Exercise instructions
Make an exact copy of the data below, leaving out every picture.

>> Start Supplied information

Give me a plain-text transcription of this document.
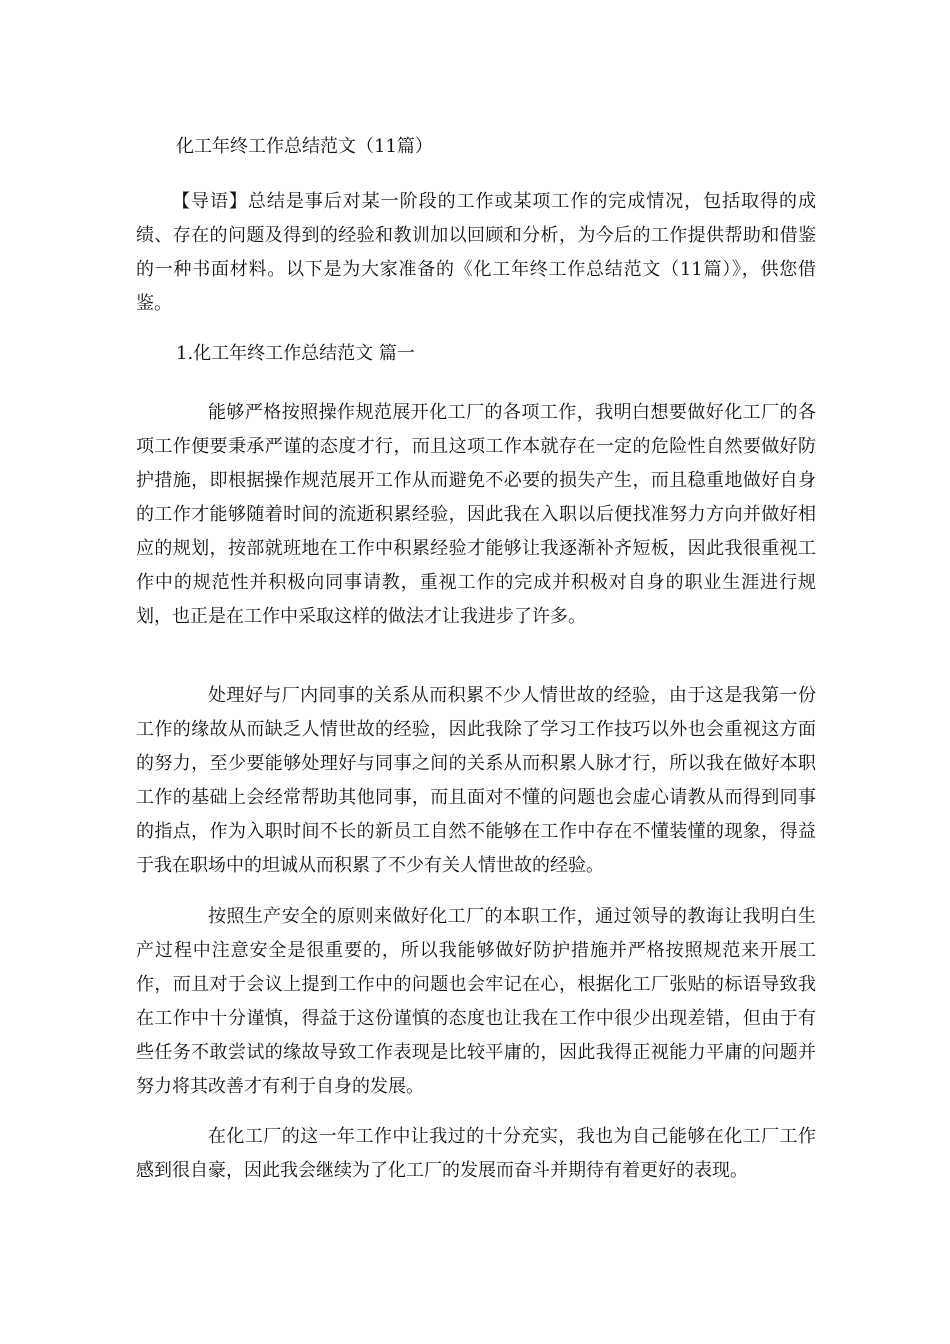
化工年终工作总结范文（11篇）

【导语】总结是事后对某一阶段的工作或某项工作的完成情况，包括取得的成绩、存在的问题及得到的经验和教训加以回顾和分析，为今后的工作提供帮助和借鉴的一种书面材料。以下是为大家准备的《化工年终工作总结范文（11篇）》，供您借鉴。

1.化工年终工作总结范文 篇一

能够严格按照操作规范展开化工厂的各项工作，我明白想要做好化工厂的各项工作便要秉承严谨的态度才行，而且这项工作本就存在一定的危险性自然要做好防护措施，即根据操作规范展开工作从而避免不必要的损失产生，而且稳重地做好自身的工作才能够随着时间的流逝积累经验，因此我在入职以后便找准努力方向并做好相应的规划，按部就班地在工作中积累经验才能够让我逐渐补齐短板，因此我很重视工作中的规范性并积极向同事请教，重视工作的完成并积极对自身的职业生涯进行规划，也正是在工作中采取这样的做法才让我进步了许多。

处理好与厂内同事的关系从而积累不少人情世故的经验，由于这是我第一份工作的缘故从而缺乏人情世故的经验，因此我除了学习工作技巧以外也会重视这方面的努力，至少要能够处理好与同事之间的关系从而积累人脉才行，所以我在做好本职工作的基础上会经常帮助其他同事，而且面对不懂的问题也会虚心请教从而得到同事的指点，作为入职时间不长的新员工自然不能够在工作中存在不懂装懂的现象，得益于我在职场中的坦诚从而积累了不少有关人情世故的经验。

按照生产安全的原则来做好化工厂的本职工作，通过领导的教诲让我明白生产过程中注意安全是很重要的，所以我能够做好防护措施并严格按照规范来开展工作，而且对于会议上提到工作中的问题也会牢记在心，根据化工厂张贴的标语导致我在工作中十分谨慎，得益于这份谨慎的态度也让我在工作中很少出现差错，但由于有些任务不敢尝试的缘故导致工作表现是比较平庸的，因此我得正视能力平庸的问题并努力将其改善才有利于自身的发展。

在化工厂的这一年工作中让我过的十分充实，我也为自己能够在化工厂工作感到很自豪，因此我会继续为了化工厂的发展而奋斗并期待有着更好的表现。
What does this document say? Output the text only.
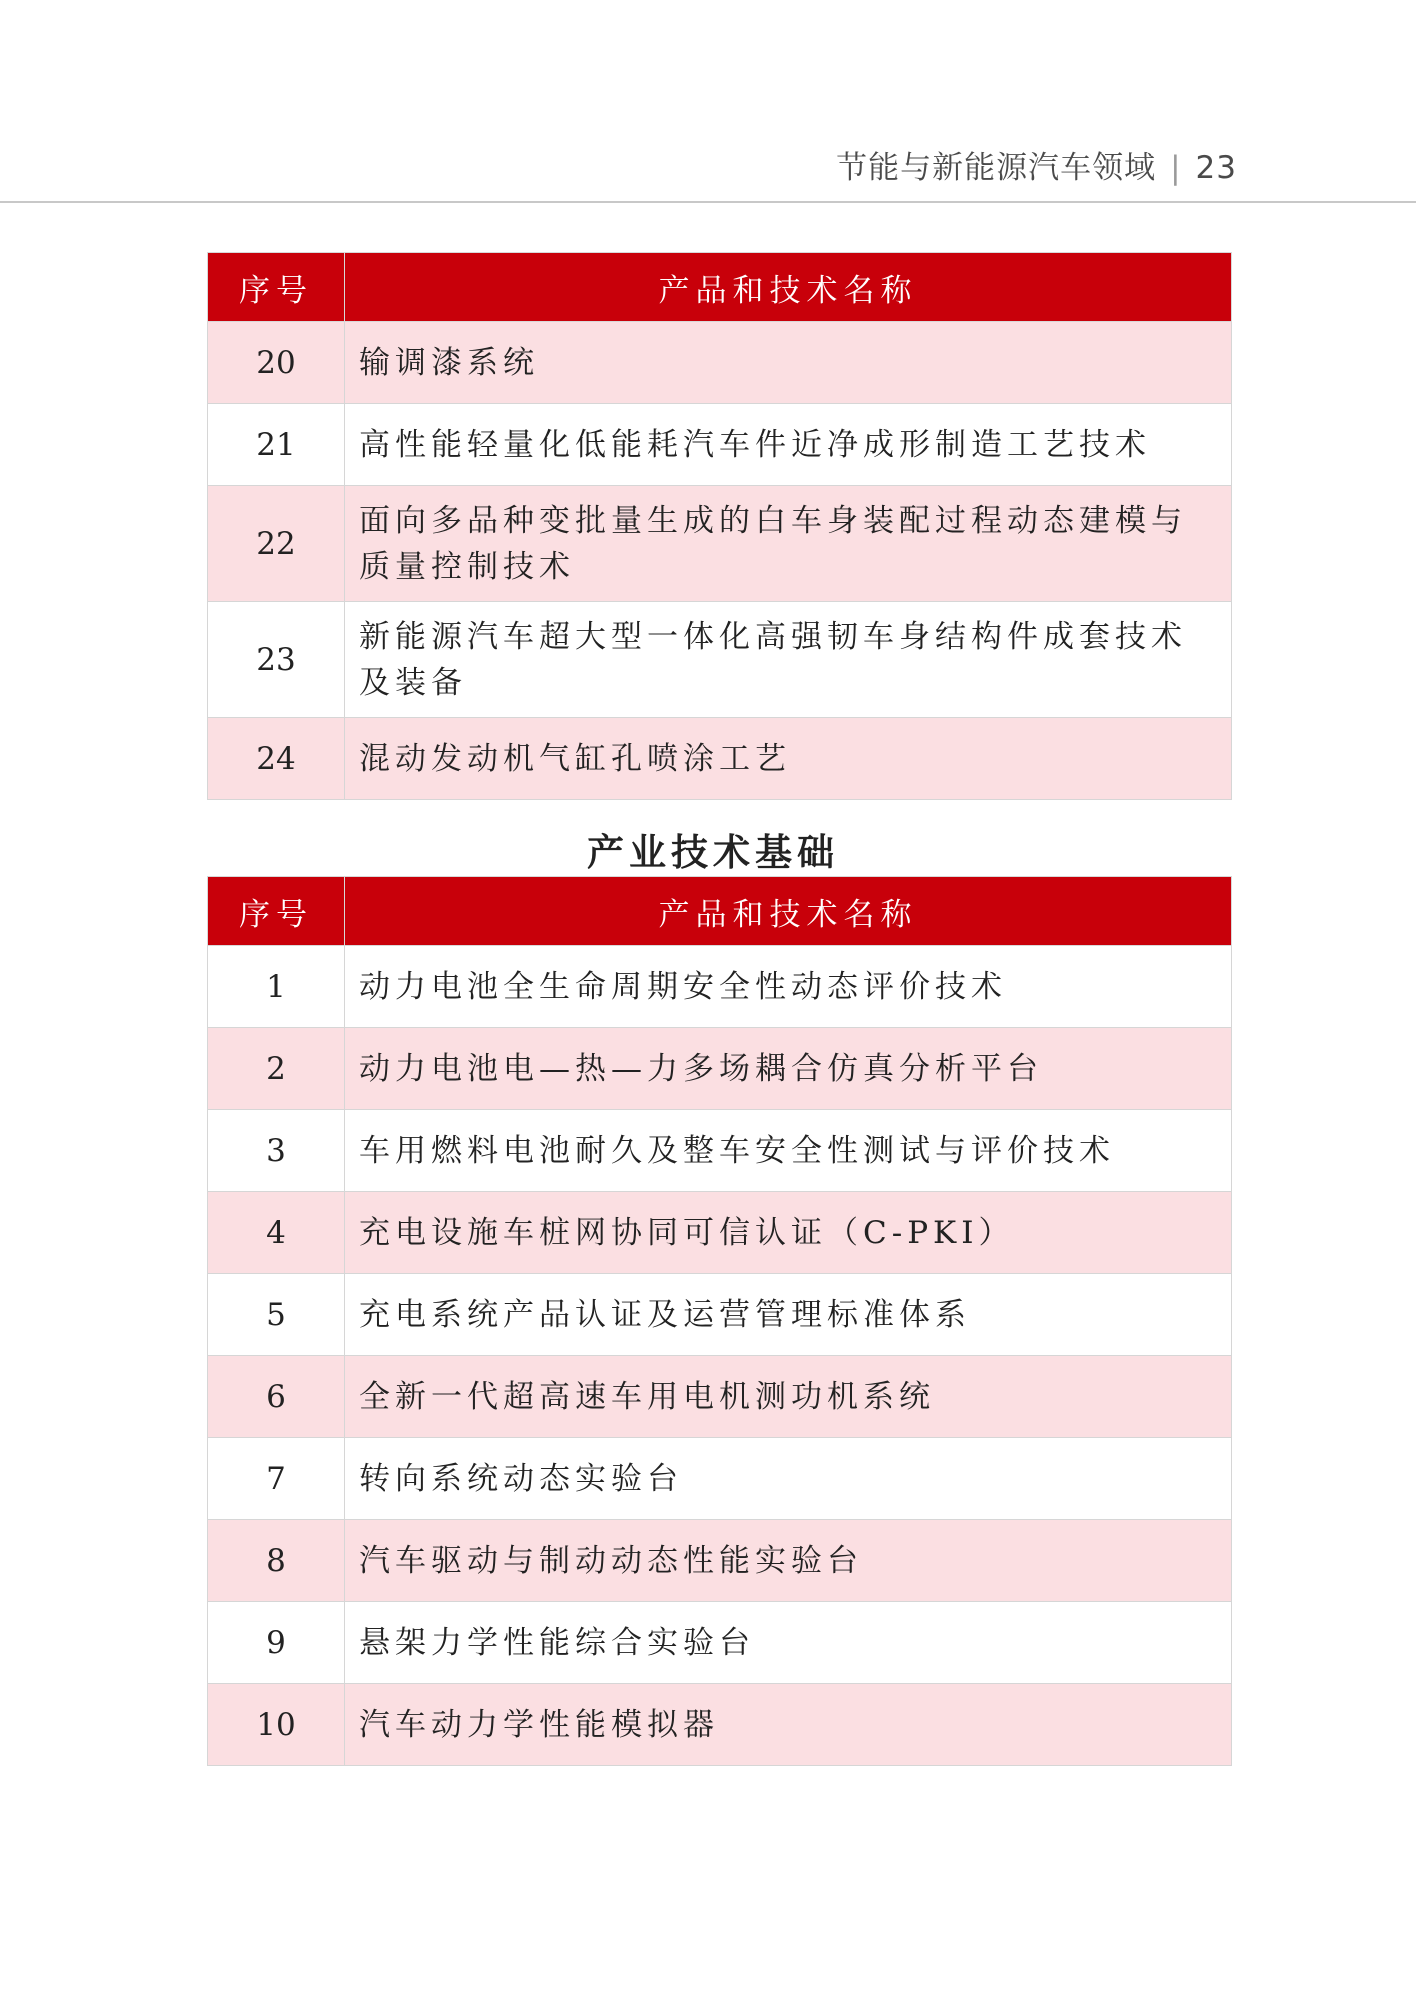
节能与新能源汽车领域 | 23
序号	产品和技术名称
20	输调漆系统
21	高性能轻量化低能耗汽车件近净成形制造工艺技术
22	面向多品种变批量生成的白车身装配过程动态建模与质量控制技术
23	新能源汽车超大型一体化高强韧车身结构件成套技术及装备
24	混动发动机气缸孔喷涂工艺
产业技术基础
序号	产品和技术名称
1	动力电池全生命周期安全性动态评价技术
2	动力电池电—热—力多场耦合仿真分析平台
3	车用燃料电池耐久及整车安全性测试与评价技术
4	充电设施车桩网协同可信认证（C-PKI）
5	充电系统产品认证及运营管理标准体系
6	全新一代超高速车用电机测功机系统
7	转向系统动态实验台
8	汽车驱动与制动动态性能实验台
9	悬架力学性能综合实验台
10	汽车动力学性能模拟器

>> End Supplied information

In response
Give me a plain-text transcription of this document.
化工年终工作总结范文（11篇）

【导语】总结是事后对某一阶段的工作或某项工作的完成情况，包括取得的成绩、存在的问题及得到的经验和教训加以回顾和分析，为今后的工作提供帮助和借鉴的一种书面材料。以下是为大家准备的《化工年终工作总结范文（11篇）》，供您借鉴。

1.化工年终工作总结范文 篇一

能够严格按照操作规范展开化工厂的各项工作，我明白想要做好化工厂的各项工作便要秉承严谨的态度才行，而且这项工作本就存在一定的危险性自然要做好防护措施，即根据操作规范展开工作从而避免不必要的损失产生，而且稳重地做好自身的工作才能够随着时间的流逝积累经验，因此我在入职以后便找准努力方向并做好相应的规划，按部就班地在工作中积累经验才能够让我逐渐补齐短板，因此我很重视工作中的规范性并积极向同事请教，重视工作的完成并积极对自身的职业生涯进行规划，也正是在工作中采取这样的做法才让我进步了许多。

处理好与厂内同事的关系从而积累不少人情世故的经验，由于这是我第一份工作的缘故从而缺乏人情世故的经验，因此我除了学习工作技巧以外也会重视这方面的努力，至少要能够处理好与同事之间的关系从而积累人脉才行，所以我在做好本职工作的基础上会经常帮助其他同事，而且面对不懂的问题也会虚心请教从而得到同事的指点，作为入职时间不长的新员工自然不能够在工作中存在不懂装懂的现象，得益于我在职场中的坦诚从而积累了不少有关人情世故的经验。

按照生产安全的原则来做好化工厂的本职工作，通过领导的教诲让我明白生产过程中注意安全是很重要的，所以我能够做好防护措施并严格按照规范来开展工作，而且对于会议上提到工作中的问题也会牢记在心，根据化工厂张贴的标语导致我在工作中十分谨慎，得益于这份谨慎的态度也让我在工作中很少出现差错，但由于有些任务不敢尝试的缘故导致工作表现是比较平庸的，因此我得正视能力平庸的问题并努力将其改善才有利于自身的发展。

在化工厂的这一年工作中让我过的十分充实，我也为自己能够在化工厂工作感到很自豪，因此我会继续为了化工厂的发展而奋斗并期待有着更好的表现。
What does this document say? Output the text only.
节能与新能源汽车领域 | 23
序号	产品和技术名称
20	输调漆系统
21	高性能轻量化低能耗汽车件近净成形制造工艺技术
22	面向多品种变批量生成的白车身装配过程动态建模与质量控制技术
23	新能源汽车超大型一体化高强韧车身结构件成套技术及装备
24	混动发动机气缸孔喷涂工艺
产业技术基础
序号	产品和技术名称
1	动力电池全生命周期安全性动态评价技术
2	动力电池电—热—力多场耦合仿真分析平台
3	车用燃料电池耐久及整车安全性测试与评价技术
4	充电设施车桩网协同可信认证（C-PKI）
5	充电系统产品认证及运营管理标准体系
6	全新一代超高速车用电机测功机系统
7	转向系统动态实验台
8	汽车驱动与制动动态性能实验台
9	悬架力学性能综合实验台
10	汽车动力学性能模拟器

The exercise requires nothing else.